Would be grateful for others advice on this friendship, with a married friend.

 

To cut it short, I fear it will develop into an affair, which having experienced previously being in one myself (with someone else), I don't want to repeat!

 

I touched on this friendship earlier this year (in a thread in the affairs section) , when I felt pressured to go to a concert with him and his wife, which although I decided to go to in the end, I feel that I am happy to meet him and his wife, but I am not at ease meeting him alone.

 

I've met him on two occasions alone over the past 18 months when we had seen a show together and although I enjoyed his company, I felt uncomfortable when he held my hand and wanted to hug me "with no barriers."

 

I'm flattered by his attentions as he has made it clear he is mad about me and really cares about me, which I partly find hard to believe, as usually men just seem to want me for sex, or as a stopgap 'til something better comes along.

 

He messages me at least 3 times a day, which feels a bit excessive. I couldn't believe when he messaged me this morning to say he was considering driving down to see me on Sunday, so we could go to a restaurant and have a stroll in the park. It was the stroll in the park bit which made me decline his offer i.e said I'd made plans.

 

He tells me he has plenty of friends i.e he isn't lonely and that we were meant to cross paths. He often tells me he feels guilty to have these feelings for me "but can't help it." He quite often assures me though that he wouldn't do anything I didn't want to.

 

I'm in my thirties and he's in his sixties.

 

I know I need to be more assertive, but I struggle with it.

 

Thanks again

Edited by goldengirl11
Posted

You say you feel uncomfortable meeting him alone and yet you have a hard time saying 'no' to his advances? It sounds like you want him or his attention at least a little bit or you would have nipped this in the bud.

 

Just stop communicating with him. You cannot be friends with a married man who has the hots for you. It's not gong to work.

  • Like 1
  • Author
Posted
You say you feel uncomfortable meeting him alone and yet you have a hard time saying 'no' to his advances? It sounds like you want him or his attention at least a little bit or you would have nipped this in the bud.

 

Just stop communicating with him. You cannot be friends with a married man who has the hots for you. It's not gong to work.

 

I can't just stop talking to him though, he's forever worrying about saying the wrong thing! Something needs to change though.

Posted
I can't just stop talking to him though, he's forever worrying about saying the wrong thing! Something needs to change though.

**Material provided**
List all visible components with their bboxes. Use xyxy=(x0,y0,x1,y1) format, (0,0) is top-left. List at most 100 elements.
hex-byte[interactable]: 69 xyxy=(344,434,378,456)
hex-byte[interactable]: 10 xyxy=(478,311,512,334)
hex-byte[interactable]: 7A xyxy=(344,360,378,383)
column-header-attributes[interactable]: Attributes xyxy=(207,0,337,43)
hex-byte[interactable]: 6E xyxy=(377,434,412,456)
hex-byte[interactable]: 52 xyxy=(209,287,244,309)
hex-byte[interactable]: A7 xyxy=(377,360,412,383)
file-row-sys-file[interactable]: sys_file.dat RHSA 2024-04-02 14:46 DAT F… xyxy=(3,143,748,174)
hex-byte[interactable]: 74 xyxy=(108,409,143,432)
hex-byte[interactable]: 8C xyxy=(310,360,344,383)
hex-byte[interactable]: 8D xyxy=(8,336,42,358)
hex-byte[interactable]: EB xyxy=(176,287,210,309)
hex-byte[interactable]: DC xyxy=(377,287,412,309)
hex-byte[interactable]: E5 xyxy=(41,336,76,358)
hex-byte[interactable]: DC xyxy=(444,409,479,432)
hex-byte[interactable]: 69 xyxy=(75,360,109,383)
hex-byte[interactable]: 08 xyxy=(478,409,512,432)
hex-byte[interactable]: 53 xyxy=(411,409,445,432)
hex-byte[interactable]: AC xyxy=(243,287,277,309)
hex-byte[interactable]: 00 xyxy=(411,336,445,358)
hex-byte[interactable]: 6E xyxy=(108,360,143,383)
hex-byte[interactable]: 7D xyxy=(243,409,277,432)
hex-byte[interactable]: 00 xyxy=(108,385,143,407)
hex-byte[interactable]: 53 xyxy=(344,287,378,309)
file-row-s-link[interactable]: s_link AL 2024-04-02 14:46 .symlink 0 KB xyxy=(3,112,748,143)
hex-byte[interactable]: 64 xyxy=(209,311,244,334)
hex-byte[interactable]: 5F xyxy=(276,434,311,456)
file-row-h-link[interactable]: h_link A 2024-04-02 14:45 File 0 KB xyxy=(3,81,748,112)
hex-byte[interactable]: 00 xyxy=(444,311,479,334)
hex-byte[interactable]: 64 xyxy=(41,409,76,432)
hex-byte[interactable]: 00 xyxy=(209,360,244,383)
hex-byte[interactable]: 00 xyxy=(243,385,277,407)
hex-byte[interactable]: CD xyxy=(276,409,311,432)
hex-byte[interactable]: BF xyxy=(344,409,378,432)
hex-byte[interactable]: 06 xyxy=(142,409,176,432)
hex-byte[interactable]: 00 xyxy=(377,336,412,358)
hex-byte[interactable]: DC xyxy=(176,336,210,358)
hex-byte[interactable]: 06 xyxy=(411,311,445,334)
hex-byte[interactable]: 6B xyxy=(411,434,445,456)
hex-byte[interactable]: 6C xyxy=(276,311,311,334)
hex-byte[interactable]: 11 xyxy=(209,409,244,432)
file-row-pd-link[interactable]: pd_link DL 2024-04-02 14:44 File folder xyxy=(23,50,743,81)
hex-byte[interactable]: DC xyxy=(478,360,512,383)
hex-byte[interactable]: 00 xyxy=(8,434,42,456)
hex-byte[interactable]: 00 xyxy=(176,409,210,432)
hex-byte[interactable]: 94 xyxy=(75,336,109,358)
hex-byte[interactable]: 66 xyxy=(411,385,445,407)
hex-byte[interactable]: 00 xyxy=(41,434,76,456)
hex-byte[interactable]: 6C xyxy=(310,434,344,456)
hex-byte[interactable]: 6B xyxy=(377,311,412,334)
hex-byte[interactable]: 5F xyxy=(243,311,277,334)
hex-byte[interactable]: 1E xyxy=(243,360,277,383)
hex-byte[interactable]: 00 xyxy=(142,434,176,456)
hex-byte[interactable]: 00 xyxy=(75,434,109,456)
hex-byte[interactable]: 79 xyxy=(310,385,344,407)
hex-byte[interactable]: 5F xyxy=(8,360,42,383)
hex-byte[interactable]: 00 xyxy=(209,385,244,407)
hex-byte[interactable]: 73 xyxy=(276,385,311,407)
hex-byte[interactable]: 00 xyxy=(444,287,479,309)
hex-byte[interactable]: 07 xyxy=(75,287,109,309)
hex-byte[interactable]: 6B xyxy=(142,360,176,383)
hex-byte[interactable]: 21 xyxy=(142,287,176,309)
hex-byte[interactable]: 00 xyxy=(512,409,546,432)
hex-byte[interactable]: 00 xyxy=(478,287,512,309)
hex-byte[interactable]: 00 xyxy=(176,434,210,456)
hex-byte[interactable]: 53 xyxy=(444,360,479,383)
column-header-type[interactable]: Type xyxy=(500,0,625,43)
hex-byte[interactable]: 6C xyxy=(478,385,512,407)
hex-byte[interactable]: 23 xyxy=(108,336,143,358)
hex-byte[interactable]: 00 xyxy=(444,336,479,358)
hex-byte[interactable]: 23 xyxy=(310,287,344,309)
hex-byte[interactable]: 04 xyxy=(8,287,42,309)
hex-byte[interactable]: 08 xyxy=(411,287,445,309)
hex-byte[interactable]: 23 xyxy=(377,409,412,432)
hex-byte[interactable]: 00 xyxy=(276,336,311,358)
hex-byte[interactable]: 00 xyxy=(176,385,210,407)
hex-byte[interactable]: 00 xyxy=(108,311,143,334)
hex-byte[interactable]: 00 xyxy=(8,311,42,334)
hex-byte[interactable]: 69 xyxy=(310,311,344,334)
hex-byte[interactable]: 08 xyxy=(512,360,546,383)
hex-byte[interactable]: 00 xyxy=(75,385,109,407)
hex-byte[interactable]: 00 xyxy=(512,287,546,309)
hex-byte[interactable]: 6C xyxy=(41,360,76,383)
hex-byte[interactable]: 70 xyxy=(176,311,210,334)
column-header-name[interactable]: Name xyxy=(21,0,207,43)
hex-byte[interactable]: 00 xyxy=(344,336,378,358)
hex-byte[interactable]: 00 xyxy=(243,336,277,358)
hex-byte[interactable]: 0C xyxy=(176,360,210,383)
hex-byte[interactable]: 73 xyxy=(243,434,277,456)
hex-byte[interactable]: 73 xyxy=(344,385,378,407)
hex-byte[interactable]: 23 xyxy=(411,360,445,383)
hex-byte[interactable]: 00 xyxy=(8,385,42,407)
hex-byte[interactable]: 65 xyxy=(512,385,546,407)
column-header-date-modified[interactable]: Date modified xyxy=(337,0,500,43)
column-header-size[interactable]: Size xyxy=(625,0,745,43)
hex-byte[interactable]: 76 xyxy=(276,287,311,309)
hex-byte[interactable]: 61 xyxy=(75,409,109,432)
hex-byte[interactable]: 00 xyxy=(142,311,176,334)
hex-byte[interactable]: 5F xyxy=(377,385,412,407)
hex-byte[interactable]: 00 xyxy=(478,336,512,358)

**Goals**
**A.** In the forum post about the friendship, how often does the married friend message the writer?
**B.** Update the listing, starting with its first line and going on through the line with "hex-byte[interactable]: A7 xyxy=(377,360,412,383)". Replace "components" with "items", keep everything else the same, and give only those lines.
The listing is unrelated to the forum post.

**Exercise answers**
**A.** At least 3 times a day.

**B.**
List all visible items with their bboxes. Use xyxy=(x0,y0,x1,y1) format, (0,0) is top-left. List at most 100 elements.
hex-byte[interactable]: 69 xyxy=(344,434,378,456)
hex-byte[interactable]: 10 xyxy=(478,311,512,334)
hex-byte[interactable]: 7A xyxy=(344,360,378,383)
column-header-attributes[interactable]: Attributes xyxy=(207,0,337,43)
hex-byte[interactable]: 6E xyxy=(377,434,412,456)
hex-byte[interactable]: 52 xyxy=(209,287,244,309)
hex-byte[interactable]: A7 xyxy=(377,360,412,383)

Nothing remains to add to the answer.